(Dataset items)
-=-=-=-=-
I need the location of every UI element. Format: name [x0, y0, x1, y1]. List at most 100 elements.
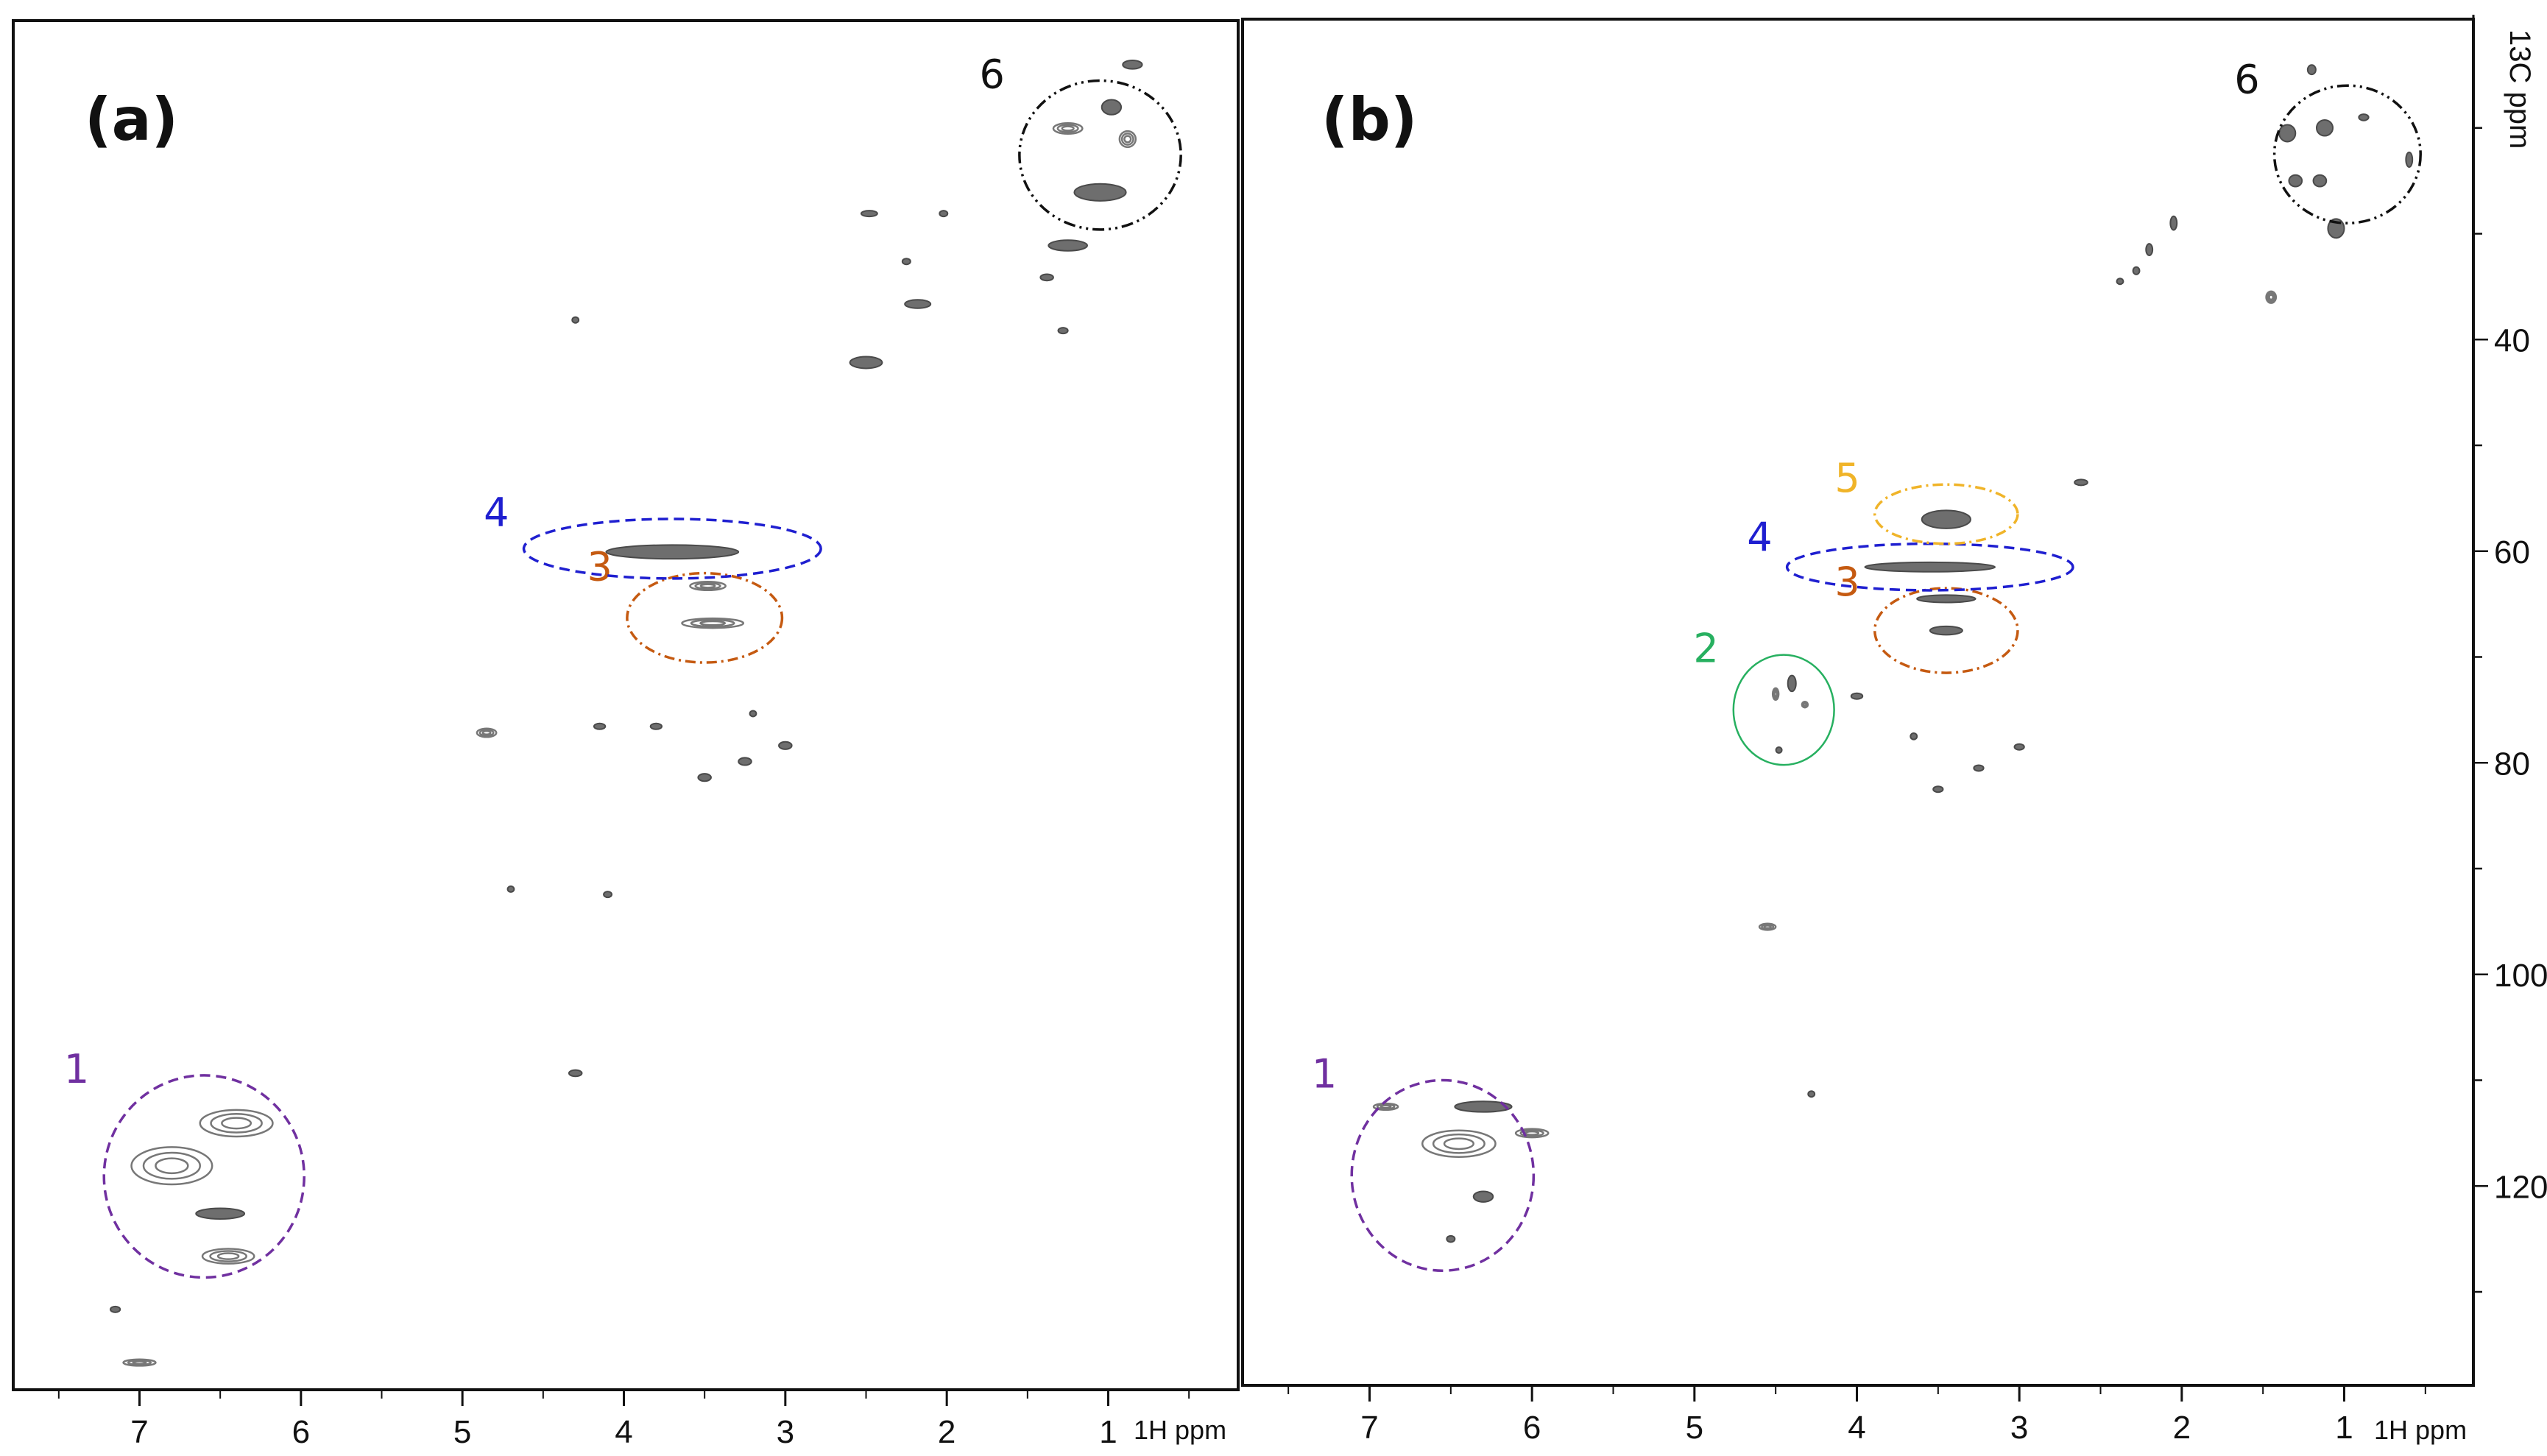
panel-a-peak-15-contour-1 [694, 582, 721, 590]
panel-b-y-tick-label-100: 100 [2494, 958, 2547, 994]
panel-b-peak-27 [1758, 922, 1777, 931]
panel-a-peak-8 [860, 210, 878, 218]
panel-b-x-tick-label-6: 6 [1523, 1410, 1541, 1446]
panel-a-x-tick-label-3: 3 [777, 1414, 794, 1450]
panel-b-region-1-outline [1350, 1078, 1536, 1272]
panel-a-region-3-outline [626, 571, 784, 664]
panel-a-peak-4 [1073, 183, 1127, 202]
panel-a-peak-13 [571, 316, 580, 324]
panel-a-peak-18 [593, 722, 607, 730]
panel-b-peak-28 [1807, 1090, 1816, 1098]
panel-b-peak-25 [1973, 764, 1985, 772]
panel-b-peak-20-contour-2 [1803, 702, 1807, 707]
panel-a-peak-16-contour-0 [681, 617, 745, 629]
panel-a-x-tick-label-2: 2 [938, 1414, 955, 1450]
panel-b-peak-17 [1929, 625, 1963, 636]
panel-b-peak-19-contour-2 [1773, 690, 1778, 698]
panel-a-x-axis-unit: 1H ppm [1134, 1415, 1226, 1445]
panel-b-frame [1241, 18, 2475, 1387]
panel-a-region-4-label: 4 [484, 490, 509, 536]
panel-b-y-tick-label-40: 40 [2494, 322, 2530, 358]
panel-a-peak-28-contour-1 [142, 1151, 202, 1180]
panel-b-region-3-label: 3 [1834, 559, 1859, 605]
panel-a-peak-7 [1057, 327, 1069, 335]
panel-b-x-axis-unit: 1H ppm [2374, 1415, 2467, 1445]
panel-a-region-6-label: 6 [980, 51, 1005, 97]
panel-a-peak-24 [506, 885, 515, 893]
panel-b-peak-16 [1916, 594, 1977, 604]
panel-a-peak-23 [697, 773, 712, 782]
panel-a-peak-25 [603, 891, 613, 899]
panel-b-x-tick-label-4: 4 [1848, 1410, 1865, 1446]
panel-b-peak-8-contour-1 [2267, 291, 2276, 303]
panel-b-x-axis: 7 6 5 4 3 2 1 [1287, 1385, 2426, 1446]
panel-a-peak-16 [681, 617, 745, 629]
panel-a-peak-1-contour-0 [1052, 122, 1084, 135]
panel-b: (b) 1 2 3 4 5 6 7 6 5 4 3 2 1 40 60 80 100 120 1H ppm 1… [1241, 15, 2547, 1446]
panel-a-peak-15 [689, 580, 727, 592]
panel-b-peak-18 [1787, 674, 1797, 693]
panel-b-region-5-label: 5 [1834, 455, 1859, 501]
panel-a-peak-32-contour-2 [132, 1360, 147, 1365]
panel-a-peak-1-contour-2 [1061, 125, 1075, 132]
panel-a-peaks [110, 60, 1143, 1367]
panel-b-peak-22 [1850, 692, 1864, 700]
panel-a-x-unit-superscript: 1H ppm [1134, 1415, 1226, 1445]
panel-a-peak-3-contour-0 [1118, 130, 1137, 149]
panel-b-region-4-label: 4 [1747, 515, 1772, 561]
panel-b-region-1-label: 1 [1312, 1051, 1337, 1098]
panel-b-x-tick-label-3: 3 [2010, 1410, 2028, 1446]
panel-b-peak-1 [2278, 124, 2297, 143]
panel-a-peak-10 [901, 258, 911, 266]
panel-a-peak-26 [568, 1069, 583, 1078]
panel-a-peak-27-contour-0 [199, 1109, 274, 1138]
panel-a-peak-16-contour-1 [690, 618, 735, 628]
panel-b-peaks [1372, 64, 2414, 1243]
panel-a-peak-32-contour-0 [122, 1358, 157, 1367]
panel-b-peak-34 [1446, 1234, 1456, 1243]
panel-a-peak-17-contour-1 [478, 729, 495, 737]
panel-a-peak-14 [605, 544, 740, 560]
panel-a-peak-30-contour-2 [216, 1252, 240, 1260]
panel-b-peak-8-contour-2 [2268, 294, 2275, 301]
panel-b-region-4-outline [1785, 542, 2074, 592]
panel-a-peak-30-contour-0 [201, 1248, 255, 1265]
panel-a-peak-32 [122, 1358, 157, 1367]
panel-b-peak-13 [2074, 478, 2088, 487]
panel-a-peak-17-contour-2 [481, 729, 492, 736]
panel-b-peak-0 [2306, 64, 2317, 76]
panel-b-y-axis-unit: 13C ppm [2504, 29, 2536, 149]
panel-b-region-6-label: 6 [2234, 56, 2259, 102]
panel-a-peak-3-contour-1 [1120, 132, 1134, 146]
panel-b-region-2-outline [1732, 654, 1835, 766]
panel-a-peak-3-contour-2 [1123, 135, 1132, 144]
panel-a-peak-3 [1118, 130, 1137, 149]
panel-a-region-1-outline [102, 1074, 305, 1279]
panel-b-peak-30-contour-0 [1372, 1102, 1399, 1111]
panel-b-peak-32 [1514, 1128, 1550, 1139]
panel-a-region-4-outline [522, 517, 822, 580]
panel-a-peak-17 [476, 727, 498, 738]
panel-a-peak-11 [904, 299, 932, 309]
panel-b-label: (b) [1321, 85, 1417, 154]
panel-b-y-axis: 40 60 80 100 120 [2472, 15, 2547, 1385]
panel-b-peak-32-contour-0 [1514, 1128, 1550, 1139]
panel-b-peak-10 [2145, 243, 2154, 256]
panel-a-x-tick-label-1: 1 [1099, 1414, 1117, 1450]
panel-b-y-tick-label-60: 60 [2494, 534, 2530, 570]
panel-a-region-6-outline [1018, 79, 1182, 231]
panel-a-region-1-label: 1 [64, 1046, 89, 1092]
panel-b-x-tick-label-1: 1 [2335, 1410, 2353, 1446]
panel-b-peak-29 [1454, 1100, 1513, 1113]
panel-b-peak-33 [1472, 1190, 1494, 1203]
panel-a-peak-29 [195, 1207, 246, 1220]
panel-b-peak-23 [1910, 732, 1918, 741]
panel-a-peak-30-contour-1 [209, 1250, 247, 1262]
panel-b-peak-27-contour-2 [1763, 925, 1772, 930]
panel-b-peak-15 [1864, 561, 1996, 573]
panel-b-peak-31-contour-0 [1421, 1129, 1497, 1158]
panel-b-peak-32-contour-1 [1519, 1129, 1544, 1137]
panel-a-peak-0 [1122, 60, 1143, 70]
panel-a-x-tick-label-7: 7 [130, 1414, 148, 1450]
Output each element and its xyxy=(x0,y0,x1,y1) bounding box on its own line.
-=-=-=-=-
▸ EXERCISE PROMPT: Can you reproduce every line of the listing above exactly, including all of its records, while leaving the pictures out?

▸ ANSWER TO THIS TASK:
I need the location of every UI element. Format: name [x0, y0, x1, y1]. List at most 100 elements.
panel-a-peak-15-contour-1 [694, 582, 721, 590]
panel-b-y-tick-label-100: 100 [2494, 958, 2547, 994]
panel-b-peak-27 [1758, 922, 1777, 931]
panel-a-peak-8 [860, 210, 878, 218]
panel-b-x-tick-label-6: 6 [1523, 1410, 1541, 1446]
panel-a-x-tick-label-3: 3 [777, 1414, 794, 1450]
panel-b-region-1-outline [1350, 1078, 1536, 1272]
panel-a-region-3-outline [626, 571, 784, 664]
panel-a-peak-4 [1073, 183, 1127, 202]
panel-a-peak-13 [571, 316, 580, 324]
panel-a-peak-18 [593, 722, 607, 730]
panel-b-peak-28 [1807, 1090, 1816, 1098]
panel-b-peak-25 [1973, 764, 1985, 772]
panel-b-peak-20-contour-2 [1803, 702, 1807, 707]
panel-a-peak-16-contour-0 [681, 617, 745, 629]
panel-a-x-tick-label-2: 2 [938, 1414, 955, 1450]
panel-b-peak-17 [1929, 625, 1963, 636]
panel-b-peak-19-contour-2 [1773, 690, 1778, 698]
panel-a-x-axis-unit: 1H ppm [1134, 1415, 1226, 1445]
panel-b-frame [1241, 18, 2475, 1387]
panel-a-region-4-label: 4 [484, 490, 509, 536]
panel-b-y-tick-label-40: 40 [2494, 322, 2530, 358]
panel-a-peak-28-contour-1 [142, 1151, 202, 1180]
panel-b-region-3-label: 3 [1834, 559, 1859, 605]
panel-a-peak-7 [1057, 327, 1069, 335]
panel-b-x-axis-unit: 1H ppm [2374, 1415, 2467, 1445]
panel-a-region-6-label: 6 [980, 51, 1005, 97]
panel-a-peak-24 [506, 885, 515, 893]
panel-b-peak-16 [1916, 594, 1977, 604]
panel-a-peak-23 [697, 773, 712, 782]
panel-a-peak-25 [603, 891, 613, 899]
panel-b-x-tick-label-4: 4 [1848, 1410, 1865, 1446]
panel-b-peak-8-contour-1 [2267, 291, 2276, 303]
panel-b-x-axis: 7 6 5 4 3 2 1 [1287, 1385, 2426, 1446]
panel-a-peak-16 [681, 617, 745, 629]
panel-a-peak-1-contour-0 [1052, 122, 1084, 135]
panel-b: (b) 1 2 3 4 5 6 7 6 5 4 3 2 1 40 60 80 100 120 1H ppm 1… [1241, 15, 2547, 1446]
panel-a-peak-15 [689, 580, 727, 592]
panel-b-peak-18 [1787, 674, 1797, 693]
panel-b-region-5-label: 5 [1834, 455, 1859, 501]
panel-a-peak-32-contour-2 [132, 1360, 147, 1365]
panel-a-peak-1-contour-2 [1061, 125, 1075, 132]
panel-a-peaks [110, 60, 1143, 1367]
panel-b-peak-22 [1850, 692, 1864, 700]
panel-a-x-unit-superscript: 1H ppm [1134, 1415, 1226, 1445]
panel-a-peak-3-contour-0 [1118, 130, 1137, 149]
panel-b-region-4-label: 4 [1747, 515, 1772, 561]
panel-b-region-1-label: 1 [1312, 1051, 1337, 1098]
panel-b-x-tick-label-3: 3 [2010, 1410, 2028, 1446]
panel-b-peak-1 [2278, 124, 2297, 143]
panel-a-peak-10 [901, 258, 911, 266]
panel-a-peak-26 [568, 1069, 583, 1078]
panel-a-peak-27-contour-0 [199, 1109, 274, 1138]
panel-a-peak-16-contour-1 [690, 618, 735, 628]
panel-b-peaks [1372, 64, 2414, 1243]
panel-a-peak-32-contour-0 [122, 1358, 157, 1367]
panel-b-peak-34 [1446, 1234, 1456, 1243]
panel-a-peak-17-contour-1 [478, 729, 495, 737]
panel-a-peak-14 [605, 544, 740, 560]
panel-a-peak-30-contour-2 [216, 1252, 240, 1260]
panel-b-peak-8-contour-2 [2268, 294, 2275, 301]
panel-b-region-4-outline [1785, 542, 2074, 592]
panel-a-peak-30-contour-0 [201, 1248, 255, 1265]
panel-a-peak-32 [122, 1358, 157, 1367]
panel-b-peak-13 [2074, 478, 2088, 487]
panel-a-peak-17-contour-2 [481, 729, 492, 736]
panel-b-peak-0 [2306, 64, 2317, 76]
panel-b-y-axis-unit: 13C ppm [2504, 29, 2536, 149]
panel-b-region-6-label: 6 [2234, 56, 2259, 102]
panel-a-peak-3-contour-1 [1120, 132, 1134, 146]
panel-b-region-2-outline [1732, 654, 1835, 766]
panel-a-peak-3-contour-2 [1123, 135, 1132, 144]
panel-a-peak-3 [1118, 130, 1137, 149]
panel-a-region-1-outline [102, 1074, 305, 1279]
panel-b-peak-30-contour-0 [1372, 1102, 1399, 1111]
panel-b-peak-32 [1514, 1128, 1550, 1139]
panel-a-region-4-outline [522, 517, 822, 580]
panel-a-peak-17 [476, 727, 498, 738]
panel-a-peak-11 [904, 299, 932, 309]
panel-b-label: (b) [1321, 85, 1417, 154]
panel-b-y-axis: 40 60 80 100 120 [2472, 15, 2547, 1385]
panel-b-peak-32-contour-0 [1514, 1128, 1550, 1139]
panel-b-peak-10 [2145, 243, 2154, 256]
panel-a-x-tick-label-1: 1 [1099, 1414, 1117, 1450]
panel-b-y-tick-label-60: 60 [2494, 534, 2530, 570]
panel-a-region-6-outline [1018, 79, 1182, 231]
panel-a-region-1-label: 1 [64, 1046, 89, 1092]
panel-b-x-tick-label-1: 1 [2335, 1410, 2353, 1446]
panel-b-peak-29 [1454, 1100, 1513, 1113]
panel-b-peak-33 [1472, 1190, 1494, 1203]
panel-a-peak-29 [195, 1207, 246, 1220]
panel-b-peak-23 [1910, 732, 1918, 741]
panel-a-peak-30-contour-1 [209, 1250, 247, 1262]
panel-b-peak-27-contour-2 [1763, 925, 1772, 930]
panel-b-peak-15 [1864, 561, 1996, 573]
panel-b-peak-31-contour-0 [1421, 1129, 1497, 1158]
panel-b-peak-32-contour-1 [1519, 1129, 1544, 1137]
panel-a-peak-0 [1122, 60, 1143, 70]
panel-a-x-tick-label-7: 7 [130, 1414, 148, 1450]
Output each element and its xyxy=(x0,y0,x1,y1) bounding box on its own line.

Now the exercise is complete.